GOAL:
Give all of the lines again, with nothing added or dropped.

Collection entries:
=======

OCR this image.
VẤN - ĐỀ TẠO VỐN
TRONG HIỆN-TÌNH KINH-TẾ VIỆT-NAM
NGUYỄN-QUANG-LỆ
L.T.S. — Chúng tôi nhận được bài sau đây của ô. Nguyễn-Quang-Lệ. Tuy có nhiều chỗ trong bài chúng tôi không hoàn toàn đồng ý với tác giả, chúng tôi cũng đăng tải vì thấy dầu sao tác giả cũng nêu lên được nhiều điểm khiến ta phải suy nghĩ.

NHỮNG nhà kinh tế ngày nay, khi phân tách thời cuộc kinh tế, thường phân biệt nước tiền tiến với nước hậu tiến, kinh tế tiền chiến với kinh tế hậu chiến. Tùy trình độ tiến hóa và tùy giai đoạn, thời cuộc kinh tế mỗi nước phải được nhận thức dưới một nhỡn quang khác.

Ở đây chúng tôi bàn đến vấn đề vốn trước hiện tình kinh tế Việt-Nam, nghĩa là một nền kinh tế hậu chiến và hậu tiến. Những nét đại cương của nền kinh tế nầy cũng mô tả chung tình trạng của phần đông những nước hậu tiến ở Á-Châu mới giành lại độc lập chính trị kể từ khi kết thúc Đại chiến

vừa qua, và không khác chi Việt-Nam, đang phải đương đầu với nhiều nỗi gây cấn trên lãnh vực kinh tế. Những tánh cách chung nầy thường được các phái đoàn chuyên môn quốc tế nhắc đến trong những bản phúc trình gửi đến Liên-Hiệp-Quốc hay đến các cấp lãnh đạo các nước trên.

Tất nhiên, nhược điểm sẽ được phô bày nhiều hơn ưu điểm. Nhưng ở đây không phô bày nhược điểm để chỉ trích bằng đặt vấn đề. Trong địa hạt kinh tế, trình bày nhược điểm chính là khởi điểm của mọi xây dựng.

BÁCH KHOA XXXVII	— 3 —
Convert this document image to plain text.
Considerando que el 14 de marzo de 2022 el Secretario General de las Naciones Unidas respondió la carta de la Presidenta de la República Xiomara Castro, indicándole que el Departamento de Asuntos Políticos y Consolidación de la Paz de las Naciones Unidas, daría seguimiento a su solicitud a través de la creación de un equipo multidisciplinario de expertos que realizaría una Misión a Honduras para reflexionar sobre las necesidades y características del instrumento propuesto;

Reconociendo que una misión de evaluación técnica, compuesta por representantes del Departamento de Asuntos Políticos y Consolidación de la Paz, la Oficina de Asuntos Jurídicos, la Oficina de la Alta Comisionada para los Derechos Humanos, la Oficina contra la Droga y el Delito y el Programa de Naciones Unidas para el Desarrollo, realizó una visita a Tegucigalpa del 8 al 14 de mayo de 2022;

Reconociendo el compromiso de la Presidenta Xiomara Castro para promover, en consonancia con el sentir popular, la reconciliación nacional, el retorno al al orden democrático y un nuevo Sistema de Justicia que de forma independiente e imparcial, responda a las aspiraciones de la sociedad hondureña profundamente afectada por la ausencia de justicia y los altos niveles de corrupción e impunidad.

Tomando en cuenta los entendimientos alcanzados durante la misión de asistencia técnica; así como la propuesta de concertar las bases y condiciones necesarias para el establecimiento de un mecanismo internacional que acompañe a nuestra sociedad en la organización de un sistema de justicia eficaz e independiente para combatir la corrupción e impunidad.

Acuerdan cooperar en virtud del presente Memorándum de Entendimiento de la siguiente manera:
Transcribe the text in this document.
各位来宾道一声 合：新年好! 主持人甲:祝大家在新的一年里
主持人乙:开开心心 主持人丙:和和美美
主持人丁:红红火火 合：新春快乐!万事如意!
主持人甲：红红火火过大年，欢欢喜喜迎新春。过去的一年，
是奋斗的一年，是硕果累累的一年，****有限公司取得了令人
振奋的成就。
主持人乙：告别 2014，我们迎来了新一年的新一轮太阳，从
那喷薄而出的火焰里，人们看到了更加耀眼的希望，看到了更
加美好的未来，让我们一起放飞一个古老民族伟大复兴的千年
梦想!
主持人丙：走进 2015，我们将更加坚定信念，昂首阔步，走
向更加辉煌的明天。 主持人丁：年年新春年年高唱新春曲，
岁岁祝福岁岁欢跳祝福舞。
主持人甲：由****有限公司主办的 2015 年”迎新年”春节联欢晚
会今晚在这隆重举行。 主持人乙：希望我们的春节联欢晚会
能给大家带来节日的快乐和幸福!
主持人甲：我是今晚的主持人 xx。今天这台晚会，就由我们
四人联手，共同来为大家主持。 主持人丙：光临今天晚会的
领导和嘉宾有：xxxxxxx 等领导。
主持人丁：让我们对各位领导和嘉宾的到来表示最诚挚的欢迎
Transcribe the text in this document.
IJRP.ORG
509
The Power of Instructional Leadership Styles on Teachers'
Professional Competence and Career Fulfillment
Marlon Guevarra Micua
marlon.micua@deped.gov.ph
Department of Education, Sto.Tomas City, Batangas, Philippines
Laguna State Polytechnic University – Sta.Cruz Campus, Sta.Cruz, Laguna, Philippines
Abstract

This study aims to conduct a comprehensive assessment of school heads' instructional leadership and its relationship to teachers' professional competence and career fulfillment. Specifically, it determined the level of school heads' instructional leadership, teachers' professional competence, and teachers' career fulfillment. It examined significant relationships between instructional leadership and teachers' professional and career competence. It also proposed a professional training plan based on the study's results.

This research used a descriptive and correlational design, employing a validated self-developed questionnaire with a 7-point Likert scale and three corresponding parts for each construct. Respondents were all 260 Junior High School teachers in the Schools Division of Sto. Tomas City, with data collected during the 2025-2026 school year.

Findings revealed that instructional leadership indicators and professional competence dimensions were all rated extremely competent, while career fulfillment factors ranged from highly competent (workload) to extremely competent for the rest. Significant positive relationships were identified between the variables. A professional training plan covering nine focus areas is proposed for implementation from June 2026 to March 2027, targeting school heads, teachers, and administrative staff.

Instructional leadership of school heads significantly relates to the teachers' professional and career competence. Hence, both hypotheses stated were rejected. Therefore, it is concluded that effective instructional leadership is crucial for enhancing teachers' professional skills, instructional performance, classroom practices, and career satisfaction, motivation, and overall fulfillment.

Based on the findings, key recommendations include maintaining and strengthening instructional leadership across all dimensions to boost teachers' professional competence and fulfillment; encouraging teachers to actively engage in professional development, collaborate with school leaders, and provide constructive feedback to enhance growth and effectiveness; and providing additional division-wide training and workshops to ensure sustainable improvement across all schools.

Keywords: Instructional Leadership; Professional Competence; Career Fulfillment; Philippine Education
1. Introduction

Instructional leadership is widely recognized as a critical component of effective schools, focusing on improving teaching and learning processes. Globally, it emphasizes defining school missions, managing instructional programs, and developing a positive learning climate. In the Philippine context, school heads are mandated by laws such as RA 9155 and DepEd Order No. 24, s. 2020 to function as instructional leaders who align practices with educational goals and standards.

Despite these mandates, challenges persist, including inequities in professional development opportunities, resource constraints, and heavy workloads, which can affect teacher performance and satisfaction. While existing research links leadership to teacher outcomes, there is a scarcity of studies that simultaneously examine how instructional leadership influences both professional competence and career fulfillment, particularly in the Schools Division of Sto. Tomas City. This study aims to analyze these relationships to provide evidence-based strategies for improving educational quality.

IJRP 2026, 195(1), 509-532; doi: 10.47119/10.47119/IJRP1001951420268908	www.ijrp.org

=======

THE OUTPUT:
OCR this image.
VẤN - ĐỀ TẠO VỐN
TRONG HIỆN-TÌNH KINH-TẾ VIỆT-NAM
NGUYỄN-QUANG-LỆ
L.T.S. — Chúng tôi nhận được bài sau đây của ô. Nguyễn-Quang-Lệ. Tuy có nhiều chỗ trong bài chúng tôi không hoàn toàn đồng ý với tác giả, chúng tôi cũng đăng tải vì thấy dầu sao tác giả cũng nêu lên được nhiều điểm khiến ta phải suy nghĩ.

NHỮNG nhà kinh tế ngày nay, khi phân tách thời cuộc kinh tế, thường phân biệt nước tiền tiến với nước hậu tiến, kinh tế tiền chiến với kinh tế hậu chiến. Tùy trình độ tiến hóa và tùy giai đoạn, thời cuộc kinh tế mỗi nước phải được nhận thức dưới một nhỡn quang khác.

Ở đây chúng tôi bàn đến vấn đề vốn trước hiện tình kinh tế Việt-Nam, nghĩa là một nền kinh tế hậu chiến và hậu tiến. Những nét đại cương của nền kinh tế nầy cũng mô tả chung tình trạng của phần đông những nước hậu tiến ở Á-Châu mới giành lại độc lập chính trị kể từ khi kết thúc Đại chiến

vừa qua, và không khác chi Việt-Nam, đang phải đương đầu với nhiều nỗi gây cấn trên lãnh vực kinh tế. Những tánh cách chung nầy thường được các phái đoàn chuyên môn quốc tế nhắc đến trong những bản phúc trình gửi đến Liên-Hiệp-Quốc hay đến các cấp lãnh đạo các nước trên.

Tất nhiên, nhược điểm sẽ được phô bày nhiều hơn ưu điểm. Nhưng ở đây không phô bày nhược điểm để chỉ trích bằng đặt vấn đề. Trong địa hạt kinh tế, trình bày nhược điểm chính là khởi điểm của mọi xây dựng.

BÁCH KHOA XXXVII	— 3 —
Convert this document image to plain text.
Considerando que el 14 de marzo de 2022 el Secretario General de las Naciones Unidas respondió la carta de la Presidenta de la República Xiomara Castro, indicándole que el Departamento de Asuntos Políticos y Consolidación de la Paz de las Naciones Unidas, daría seguimiento a su solicitud a través de la creación de un equipo multidisciplinario de expertos que realizaría una Misión a Honduras para reflexionar sobre las necesidades y características del instrumento propuesto;

Reconociendo que una misión de evaluación técnica, compuesta por representantes del Departamento de Asuntos Políticos y Consolidación de la Paz, la Oficina de Asuntos Jurídicos, la Oficina de la Alta Comisionada para los Derechos Humanos, la Oficina contra la Droga y el Delito y el Programa de Naciones Unidas para el Desarrollo, realizó una visita a Tegucigalpa del 8 al 14 de mayo de 2022;

Reconociendo el compromiso de la Presidenta Xiomara Castro para promover, en consonancia con el sentir popular, la reconciliación nacional, el retorno al al orden democrático y un nuevo Sistema de Justicia que de forma independiente e imparcial, responda a las aspiraciones de la sociedad hondureña profundamente afectada por la ausencia de justicia y los altos niveles de corrupción e impunidad.

Tomando en cuenta los entendimientos alcanzados durante la misión de asistencia técnica; así como la propuesta de concertar las bases y condiciones necesarias para el establecimiento de un mecanismo internacional que acompañe a nuestra sociedad en la organización de un sistema de justicia eficaz e independiente para combatir la corrupción e impunidad.

Acuerdan cooperar en virtud del presente Memorándum de Entendimiento de la siguiente manera:
Transcribe the text in this document.
各位来宾道一声 合：新年好! 主持人甲:祝大家在新的一年里
主持人乙:开开心心 主持人丙:和和美美
主持人丁:红红火火 合：新春快乐!万事如意!
主持人甲：红红火火过大年，欢欢喜喜迎新春。过去的一年，
是奋斗的一年，是硕果累累的一年，****有限公司取得了令人
振奋的成就。
主持人乙：告别 2014，我们迎来了新一年的新一轮太阳，从
那喷薄而出的火焰里，人们看到了更加耀眼的希望，看到了更
加美好的未来，让我们一起放飞一个古老民族伟大复兴的千年
梦想!
主持人丙：走进 2015，我们将更加坚定信念，昂首阔步，走
向更加辉煌的明天。 主持人丁：年年新春年年高唱新春曲，
岁岁祝福岁岁欢跳祝福舞。
主持人甲：由****有限公司主办的 2015 年”迎新年”春节联欢晚
会今晚在这隆重举行。 主持人乙：希望我们的春节联欢晚会
能给大家带来节日的快乐和幸福!
主持人甲：我是今晚的主持人 xx。今天这台晚会，就由我们
四人联手，共同来为大家主持。 主持人丙：光临今天晚会的
领导和嘉宾有：xxxxxxx 等领导。
主持人丁：让我们对各位领导和嘉宾的到来表示最诚挚的欢迎
Transcribe the text in this document.
IJRP.ORG
509
The Power of Instructional Leadership Styles on Teachers'
Professional Competence and Career Fulfillment
Marlon Guevarra Micua
marlon.micua@deped.gov.ph
Department of Education, Sto.Tomas City, Batangas, Philippines
Laguna State Polytechnic University – Sta.Cruz Campus, Sta.Cruz, Laguna, Philippines
Abstract

This study aims to conduct a comprehensive assessment of school heads' instructional leadership and its relationship to teachers' professional competence and career fulfillment. Specifically, it determined the level of school heads' instructional leadership, teachers' professional competence, and teachers' career fulfillment. It examined significant relationships between instructional leadership and teachers' professional and career competence. It also proposed a professional training plan based on the study's results.

This research used a descriptive and correlational design, employing a validated self-developed questionnaire with a 7-point Likert scale and three corresponding parts for each construct. Respondents were all 260 Junior High School teachers in the Schools Division of Sto. Tomas City, with data collected during the 2025-2026 school year.

Findings revealed that instructional leadership indicators and professional competence dimensions were all rated extremely competent, while career fulfillment factors ranged from highly competent (workload) to extremely competent for the rest. Significant positive relationships were identified between the variables. A professional training plan covering nine focus areas is proposed for implementation from June 2026 to March 2027, targeting school heads, teachers, and administrative staff.

Instructional leadership of school heads significantly relates to the teachers' professional and career competence. Hence, both hypotheses stated were rejected. Therefore, it is concluded that effective instructional leadership is crucial for enhancing teachers' professional skills, instructional performance, classroom practices, and career satisfaction, motivation, and overall fulfillment.

Based on the findings, key recommendations include maintaining and strengthening instructional leadership across all dimensions to boost teachers' professional competence and fulfillment; encouraging teachers to actively engage in professional development, collaborate with school leaders, and provide constructive feedback to enhance growth and effectiveness; and providing additional division-wide training and workshops to ensure sustainable improvement across all schools.

Keywords: Instructional Leadership; Professional Competence; Career Fulfillment; Philippine Education
1. Introduction

Instructional leadership is widely recognized as a critical component of effective schools, focusing on improving teaching and learning processes. Globally, it emphasizes defining school missions, managing instructional programs, and developing a positive learning climate. In the Philippine context, school heads are mandated by laws such as RA 9155 and DepEd Order No. 24, s. 2020 to function as instructional leaders who align practices with educational goals and standards.

Despite these mandates, challenges persist, including inequities in professional development opportunities, resource constraints, and heavy workloads, which can affect teacher performance and satisfaction. While existing research links leadership to teacher outcomes, there is a scarcity of studies that simultaneously examine how instructional leadership influences both professional competence and career fulfillment, particularly in the Schools Division of Sto. Tomas City. This study aims to analyze these relationships to provide evidence-based strategies for improving educational quality.

IJRP 2026, 195(1), 509-532; doi: 10.47119/10.47119/IJRP1001951420268908	www.ijrp.org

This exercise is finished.